Selected excerpt
·····
The forecasts have come true: Russian President Vladimir Putin has been re-elected, as numerous analysts, political experts and millions of ordinary people all over Russia had predicted.

What will his second term be like? This is where forecasting becomes more difficult. Although Putin has been at the focus of attention in Russia and the world for more than four years now, has had thousands of articles and dozens of books written about him, and his every step carefully recorded by cameramen and reporters, he remains an enigma to many people.

A conservative or a reformer? An etatist or a liberal? A believer in strong-hand politics or an advocate of consensus in international relations? In the past four years, journalists and political scientists have said all they could think up about Putin, and, strange as it may be, have seldom, if ever, sinned against the truth. A conservative reformer, a liberal etatist, a peacemaker with a sense of his own strength - these descriptions all fit him, and all are true.

However, Putin himself has provided the best and most precise description, especially where it concerns his future intentions. His programme for his second presidential term was clear enough. Economic growth orientated towards doubling GDP in the next ten years and the eradication of poverty were the main planks of this programme, which was short on politics but long on economics. Indeed, for Russia this came as a refreshing change and, as we can see, was stunningly popular with the voters.

It is unlikely, however, that enough attention will be paid to the fact that Putin won more votes yesterday than four years ago. One could interpret this result in the following way: voters not only endorsed the president's intentions for his second term, but trust his ability to carry these plans through.

Putin first announced his programme during his address to the Federal Assembly last year. A start has not yet been made to the programme's large-scale implementation, which may seem surprising, but is a fact. There is a simple explanation for this. The legacy Putin inherited in 2000 was devastating and disastrous: a shattered economy, a weakly and irrationally run state, a corrupt bureaucracy, and separatist tendencies on the part of regional elites. Any attempts to address economic reforms without repairing the state machinery first would have been pointless. But now, four years later, the reconstruction work is nearly over. Separatism is a thing of the past; the rebellious North Caucasus republic of Chechnya adopted a constitution in 2003 describing itself as an inseparable part of the Russian Federation. A government reform has been launched to make the executive branch in Russia a transparent and effectively functioning instrument understandable to society and accountable to it. And last but not least, society itself, which swung in the 1990s between liberal and communist values, has agreed to and adopted a liberal programme of economic reform. The programme put forward by Vladimir Putin.
·····
Given instruction 1
Decide whether each statement below agrees with the commentary on Putin's re-election. Answer yes or no for each, and quote the deciding words of the commentary. (a) Putin received fewer votes in this election than four years earlier. (b) Chechnya adopted a constitution in 2003 describing itself as an inseparable part of the Russian Federation. (c) Large-scale implementation of Putin's programme is already underway.
Given instruction 2
Extend the commentary on Putin's re-election, picking up after its last sentence.

[Source records]
·····
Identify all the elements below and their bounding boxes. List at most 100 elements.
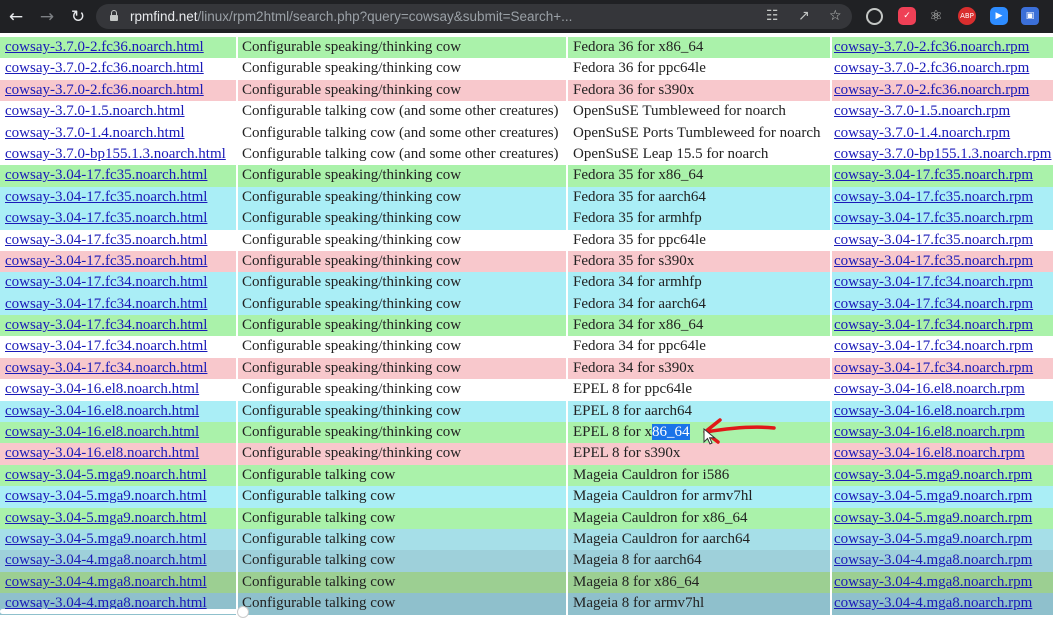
- table-row: cowsay-3.04-17.fc35.noarch.html Configura…: [0, 229, 1053, 251]
- results-table: cowsay-3.7.0-2.fc36.noarch.html Configura…: [0, 37, 1053, 615]
- package-html-link[interactable]: cowsay-3.04-17.fc35.noarch.html: [5, 210, 207, 226]
- package-rpm-link[interactable]: cowsay-3.04-4.mga8.noarch.rpm: [834, 595, 1032, 611]
- forward-icon[interactable]: →: [36, 6, 58, 28]
- url-text[interactable]: rpmfind.net/linux/rpm2html/search.php?qu…: [130, 8, 572, 25]
- package-rpm-link[interactable]: cowsay-3.04-16.el8.noarch.rpm: [834, 403, 1025, 419]
- package-rpm-link[interactable]: cowsay-3.04-5.mga9.noarch.rpm: [834, 467, 1032, 483]
- package-rpm-link[interactable]: cowsay-3.7.0-bp155.1.3.noarch.rpm: [834, 146, 1051, 162]
- share-icon[interactable]: ↗: [798, 8, 810, 25]
- html-link-cell: cowsay-3.7.0-1.4.noarch.html: [2, 123, 239, 144]
- package-html-link[interactable]: cowsay-3.04-17.fc34.noarch.html: [5, 338, 207, 354]
- distribution-name: Fedora 35 for armhfp: [573, 210, 702, 227]
- distribution-name: Fedora 35 for x86_64: [573, 167, 704, 184]
- package-description: Configurable talking cow: [242, 488, 396, 505]
- package-html-link[interactable]: cowsay-3.7.0-1.5.noarch.html: [5, 103, 185, 119]
- package-rpm-link[interactable]: cowsay-3.04-4.mga8.noarch.rpm: [834, 552, 1032, 568]
- horizontal-scrollbar[interactable]: [0, 609, 245, 614]
- abp-icon[interactable]: ABP: [958, 7, 976, 25]
- package-rpm-link[interactable]: cowsay-3.04-5.mga9.noarch.rpm: [834, 488, 1032, 504]
- package-rpm-link[interactable]: cowsay-3.7.0-2.fc36.noarch.rpm: [834, 39, 1029, 55]
- package-html-link[interactable]: cowsay-3.04-5.mga9.noarch.html: [5, 467, 207, 483]
- rpm-link-cell: cowsay-3.04-4.mga8.noarch.rpm: [832, 550, 1053, 571]
- react-devtools-icon[interactable]: ⚛: [927, 7, 945, 25]
- package-html-link[interactable]: cowsay-3.04-16.el8.noarch.html: [5, 403, 199, 419]
- package-rpm-link[interactable]: cowsay-3.04-5.mga9.noarch.rpm: [834, 510, 1032, 526]
- package-html-link[interactable]: cowsay-3.04-5.mga9.noarch.html: [5, 531, 207, 547]
- package-html-link[interactable]: cowsay-3.04-17.fc34.noarch.html: [5, 296, 207, 312]
- package-rpm-link[interactable]: cowsay-3.04-5.mga9.noarch.rpm: [834, 531, 1032, 547]
- table-row: cowsay-3.04-16.el8.noarch.html Configurab…: [0, 443, 1053, 465]
- selected-text-highlight: 86_64: [652, 424, 690, 441]
- back-icon[interactable]: ←: [5, 6, 27, 28]
- package-rpm-link[interactable]: cowsay-3.7.0-1.4.noarch.rpm: [834, 125, 1010, 141]
- package-html-link[interactable]: cowsay-3.7.0-2.fc36.noarch.html: [5, 39, 204, 55]
- package-html-link[interactable]: cowsay-3.04-17.fc35.noarch.html: [5, 253, 207, 269]
- scrollbar-thumb[interactable]: [237, 606, 249, 618]
- package-rpm-link[interactable]: cowsay-3.04-17.fc34.noarch.rpm: [834, 274, 1033, 290]
- package-rpm-link[interactable]: cowsay-3.7.0-2.fc36.noarch.rpm: [834, 82, 1029, 98]
- package-rpm-link[interactable]: cowsay-3.04-17.fc35.noarch.rpm: [834, 253, 1033, 269]
- package-html-link[interactable]: cowsay-3.04-4.mga8.noarch.html: [5, 552, 207, 568]
- package-html-link[interactable]: cowsay-3.7.0-1.4.noarch.html: [5, 125, 185, 141]
- package-rpm-link[interactable]: cowsay-3.04-17.fc35.noarch.rpm: [834, 232, 1033, 248]
- distribution-name: EPEL 8 for ppc64le: [573, 381, 692, 398]
- table-row: cowsay-3.04-5.mga9.noarch.html Configurab…: [0, 486, 1053, 508]
- bookmark-star-icon[interactable]: ☆: [829, 8, 842, 25]
- translate-icon[interactable]: ☷: [766, 8, 779, 25]
- reload-icon[interactable]: ↻: [67, 6, 89, 28]
- table-row: cowsay-3.7.0-bp155.1.3.noarch.html Config…: [0, 143, 1053, 166]
- rpm-link-cell: cowsay-3.04-17.fc34.noarch.rpm: [832, 294, 1053, 315]
- package-rpm-link[interactable]: cowsay-3.04-16.el8.noarch.rpm: [834, 424, 1025, 440]
- rpm-link-cell: cowsay-3.7.0-2.fc36.noarch.rpm: [832, 80, 1053, 101]
- package-html-link[interactable]: cowsay-3.04-17.fc35.noarch.html: [5, 189, 207, 205]
- package-description: Configurable speaking/thinking cow: [242, 210, 462, 227]
- html-link-cell: cowsay-3.04-17.fc35.noarch.html: [2, 165, 239, 186]
- package-rpm-link[interactable]: cowsay-3.04-17.fc34.noarch.rpm: [834, 296, 1033, 312]
- package-rpm-link[interactable]: cowsay-3.04-4.mga8.noarch.rpm: [834, 574, 1032, 590]
- html-link-cell: cowsay-3.04-17.fc34.noarch.html: [2, 336, 239, 357]
- table-row: cowsay-3.04-4.mga8.noarch.html Configurab…: [0, 571, 1053, 594]
- rpm-link-cell: cowsay-3.04-5.mga9.noarch.rpm: [832, 529, 1053, 550]
- html-link-cell: cowsay-3.04-16.el8.noarch.html: [2, 401, 239, 422]
- package-html-link[interactable]: cowsay-3.7.0-2.fc36.noarch.html: [5, 82, 204, 98]
- package-html-link[interactable]: cowsay-3.04-17.fc34.noarch.html: [5, 274, 207, 290]
- package-rpm-link[interactable]: cowsay-3.04-17.fc34.noarch.rpm: [834, 360, 1033, 376]
- package-html-link[interactable]: cowsay-3.04-17.fc35.noarch.html: [5, 167, 207, 183]
- package-rpm-link[interactable]: cowsay-3.04-17.fc35.noarch.rpm: [834, 189, 1033, 205]
- package-rpm-link[interactable]: cowsay-3.04-17.fc34.noarch.rpm: [834, 338, 1033, 354]
- distribution-name: OpenSuSE Ports Tumbleweed for noarch: [573, 124, 821, 141]
- distribution-name: Fedora 34 for ppc64le: [573, 338, 706, 355]
- package-html-link[interactable]: cowsay-3.04-16.el8.noarch.html: [5, 445, 199, 461]
- package-html-link[interactable]: cowsay-3.04-16.el8.noarch.html: [5, 424, 199, 440]
- package-html-link[interactable]: cowsay-3.04-17.fc35.noarch.html: [5, 232, 207, 248]
- package-description: Configurable speaking/thinking cow: [242, 338, 462, 355]
- package-description: Configurable speaking/thinking cow: [242, 167, 462, 184]
- package-html-link[interactable]: cowsay-3.7.0-bp155.1.3.noarch.html: [5, 146, 226, 162]
- package-html-link[interactable]: cowsay-3.04-17.fc34.noarch.html: [5, 360, 207, 376]
- package-html-link[interactable]: cowsay-3.04-5.mga9.noarch.html: [5, 488, 207, 504]
- html-link-cell: cowsay-3.04-5.mga9.noarch.html: [2, 508, 239, 529]
- package-rpm-link[interactable]: cowsay-3.7.0-1.5.noarch.rpm: [834, 103, 1010, 119]
- package-rpm-link[interactable]: cowsay-3.7.0-2.fc36.noarch.rpm: [834, 60, 1029, 76]
- rpm-link-cell: cowsay-3.7.0-1.4.noarch.rpm: [832, 123, 1053, 144]
- profile-extension-icon[interactable]: ▣: [1021, 7, 1039, 25]
- html-link-cell: cowsay-3.04-17.fc35.noarch.html: [2, 230, 239, 251]
- package-html-link[interactable]: cowsay-3.7.0-2.fc36.noarch.html: [5, 60, 204, 76]
- pocket-icon[interactable]: ✓: [898, 7, 916, 25]
- table-row: cowsay-3.04-16.el8.noarch.html Configurab…: [0, 379, 1053, 401]
- html-link-cell: cowsay-3.7.0-2.fc36.noarch.html: [2, 58, 239, 79]
- package-rpm-link[interactable]: cowsay-3.04-16.el8.noarch.rpm: [834, 445, 1025, 461]
- package-html-link[interactable]: cowsay-3.04-5.mga9.noarch.html: [5, 510, 207, 526]
- package-html-link[interactable]: cowsay-3.04-17.fc34.noarch.html: [5, 317, 207, 333]
- package-rpm-link[interactable]: cowsay-3.04-17.fc35.noarch.rpm: [834, 210, 1033, 226]
- package-rpm-link[interactable]: cowsay-3.04-17.fc35.noarch.rpm: [834, 167, 1033, 183]
- table-row: cowsay-3.04-17.fc34.noarch.html Configura…: [0, 357, 1053, 380]
- address-bar[interactable]: rpmfind.net/linux/rpm2html/search.php?qu…: [96, 4, 852, 29]
- zoom-icon[interactable]: ▶: [990, 7, 1008, 25]
- package-description: Configurable speaking/thinking cow: [242, 81, 462, 98]
- package-rpm-link[interactable]: cowsay-3.04-16.el8.noarch.rpm: [834, 381, 1025, 397]
- extension-circle-icon[interactable]: [866, 8, 883, 25]
- package-rpm-link[interactable]: cowsay-3.04-17.fc34.noarch.rpm: [834, 317, 1033, 333]
- package-html-link[interactable]: cowsay-3.04-4.mga8.noarch.html: [5, 574, 207, 590]
- package-html-link[interactable]: cowsay-3.04-16.el8.noarch.html: [5, 381, 199, 397]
·····
Response 1
(a) No: "Putin won more votes yesterday than four years ago."
(b) Yes: "the rebellious North Caucasus republic of Chechnya adopted a constitution in 2003 describing itself as an inseparable part of the Russian Federation."
(c) No: "A start has not yet been made to the programme's large-scale implementation."

Response 2
Now the Russian president is in a position to carry his undertaking to the end. The huge percentage of votes cast for him on March 14 indicates that Russians are pinning great hopes on Putin.

Surprisingly, over the past twenty years, the Russian state has had no time to deal with the country's economy. The first obstacle was the Soviet-era restructuring or perestroika, which opened the way for freedom of speech and made everyone aware of human rights, but at the same time diverted the state's energies away from economic problems. Then a new and independent Russia rose from the ruins of the USSR, but refused to forget its past, and paid undue attention to politics, often to the detriment of the economy. The fight between the communists and democrats, the war in Chechnya, regular wrangles with the West concerning Nato's enlargement, all absorbed the state's main efforts. Virtually nothing was left for economic reforms. And what economic reforms could there be when until only very recently Russia's chief economic woe was its foreign debt. Before Putin came to the Kremlin it stood at 160 billion dollars, a small sum by global standards, but still four times the revenue of the Russian federal budget in those days.

Today all these problems are in the past, as is Putin's first presidential term. What is going to happen next? What form will the president's conceived economic reforms take and how will they be implemented? Perhaps Putin himself does not know for sure yet. However, no one should doubt that these reforms will be implemented.